Problem details >> Which lines run from the one containing "cancel-button[interactable]: Annulla —" down to the one containing "edit-button-label: Editare —"? Reproduce all of them word for word, both ends included.
** start Data listing **
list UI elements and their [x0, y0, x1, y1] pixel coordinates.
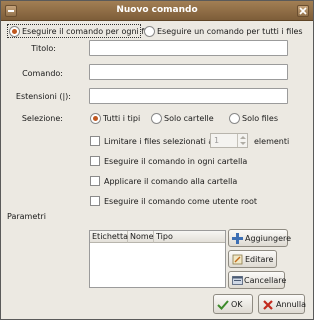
cancel-button[interactable]: Annulla — [258, 294, 307, 314]
check-icon — [217, 300, 229, 310]
title-bar[interactable]: Nuovo comando — [1, 1, 313, 21]
radio-each-file-label[interactable]: Eseguire il comando per ogni file — [22, 26, 153, 37]
edit-button-label: Editare — [245, 255, 274, 264]
column-header-name[interactable]: Nome — [128, 231, 154, 243]
limit-checkbox[interactable] — [90, 136, 100, 146]
radio-files-only-label[interactable]: Solo files — [242, 113, 278, 124]
delete-button-label: Cancellare — [244, 276, 287, 285]
ok-button-label: OK — [231, 300, 243, 309]
params-section-label: Parametri — [7, 212, 46, 221]
params-table[interactable]: Etichetta Nome Tipo — [89, 230, 226, 288]
delete-icon — [232, 276, 243, 285]
cancel-icon — [263, 300, 273, 310]
radio-files-only[interactable] — [229, 113, 240, 124]
column-header-label[interactable]: Etichetta — [90, 231, 128, 243]
radio-folders-only[interactable] — [151, 113, 162, 124]
spinner-arrows[interactable] — [237, 134, 247, 147]
title-label: Titolo: — [31, 44, 56, 53]
title-input[interactable] — [89, 40, 288, 56]
limit-label: Limitare i files selezionati a — [104, 137, 214, 146]
add-button-label: Aggiungere — [245, 234, 292, 243]
as-root-label[interactable]: Eseguire il comando come utente root — [104, 196, 257, 207]
close-icon — [299, 7, 307, 15]
radio-all-types-label[interactable]: Tutti i tipi — [103, 113, 140, 124]
each-folder-label[interactable]: Eseguire il comando in ogni cartella — [104, 156, 247, 167]
ok-button[interactable]: OK — [213, 294, 253, 314]
limit-spinner-value: 1 — [214, 136, 220, 145]
as-root-checkbox[interactable] — [90, 196, 100, 206]
each-folder-checkbox[interactable] — [90, 156, 100, 166]
limit-suffix: elementi — [254, 137, 290, 146]
extensions-label: Estensioni (|): — [15, 92, 71, 101]
command-input[interactable] — [89, 64, 288, 80]
selection-label: Selezione: — [21, 114, 63, 123]
edit-button[interactable]: Editare — [228, 250, 277, 268]
radio-each-file[interactable] — [9, 26, 20, 37]
window-title: Nuovo comando — [116, 5, 198, 15]
radio-all-files[interactable] — [144, 26, 155, 37]
apply-folder-checkbox[interactable] — [90, 176, 100, 186]
radio-all-files-label[interactable]: Eseguire un comando per tutti i files — [157, 26, 303, 37]
window-close-button[interactable] — [297, 5, 309, 17]
plus-icon — [232, 233, 243, 244]
extensions-input[interactable] — [89, 88, 288, 104]
command-label: Comando: — [22, 69, 63, 78]
apply-folder-label[interactable]: Applicare il comando alla cartella — [104, 176, 237, 187]
dialog-window: Nuovo comando Eseguire il comando per og… — [0, 0, 314, 320]
limit-spinner[interactable]: 1 — [210, 133, 248, 148]
radio-folders-only-label[interactable]: Solo cartelle — [164, 113, 214, 124]
delete-button[interactable]: Cancellare — [228, 271, 287, 289]
radio-all-types[interactable] — [90, 113, 101, 124]
cancel-button-label: Annulla — [276, 300, 307, 309]
add-button[interactable]: Aggiungere — [228, 229, 292, 247]
edit-icon — [232, 254, 243, 265]
spinner-arrows-icon — [240, 136, 246, 145]
column-header-type[interactable]: Tipo — [154, 231, 225, 243]
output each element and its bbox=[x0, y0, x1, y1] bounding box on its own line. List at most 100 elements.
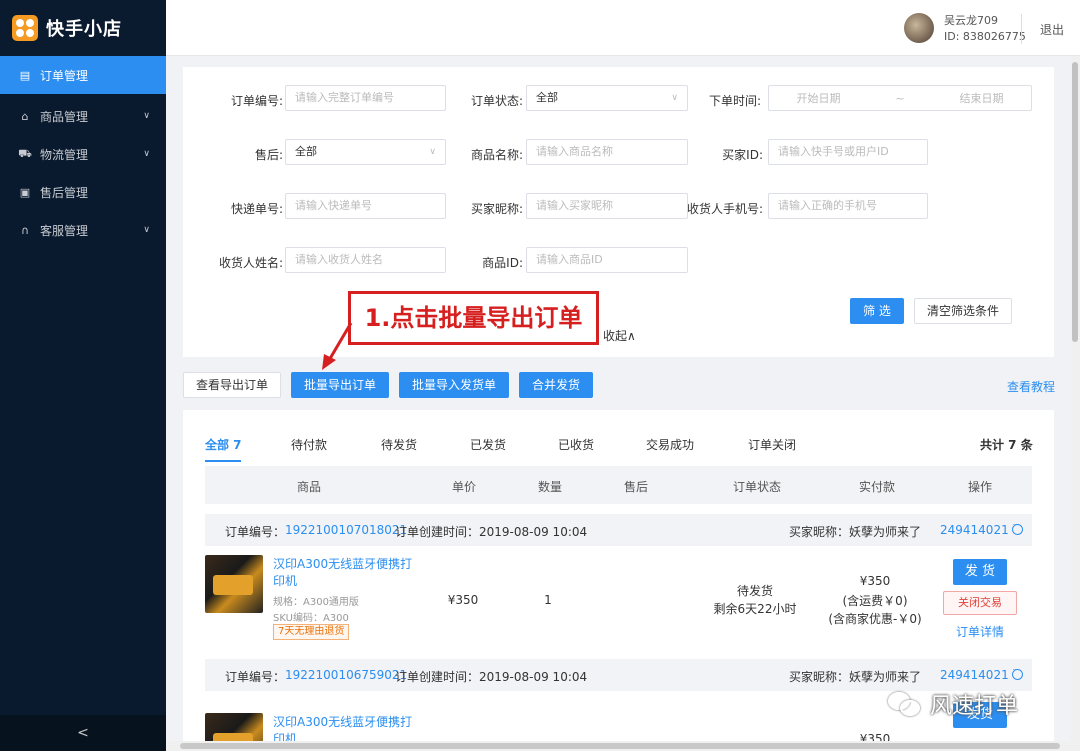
** end Data listing **
Reply to the task >>
cancel-button[interactable]: Annulla — [258, 294, 307, 314]
check-icon — [217, 300, 229, 310]
title-bar[interactable]: Nuovo comando — [1, 1, 313, 21]
radio-each-file-label[interactable]: Eseguire il comando per ogni file — [22, 26, 153, 37]
edit-button-label: Editare — [245, 255, 274, 264]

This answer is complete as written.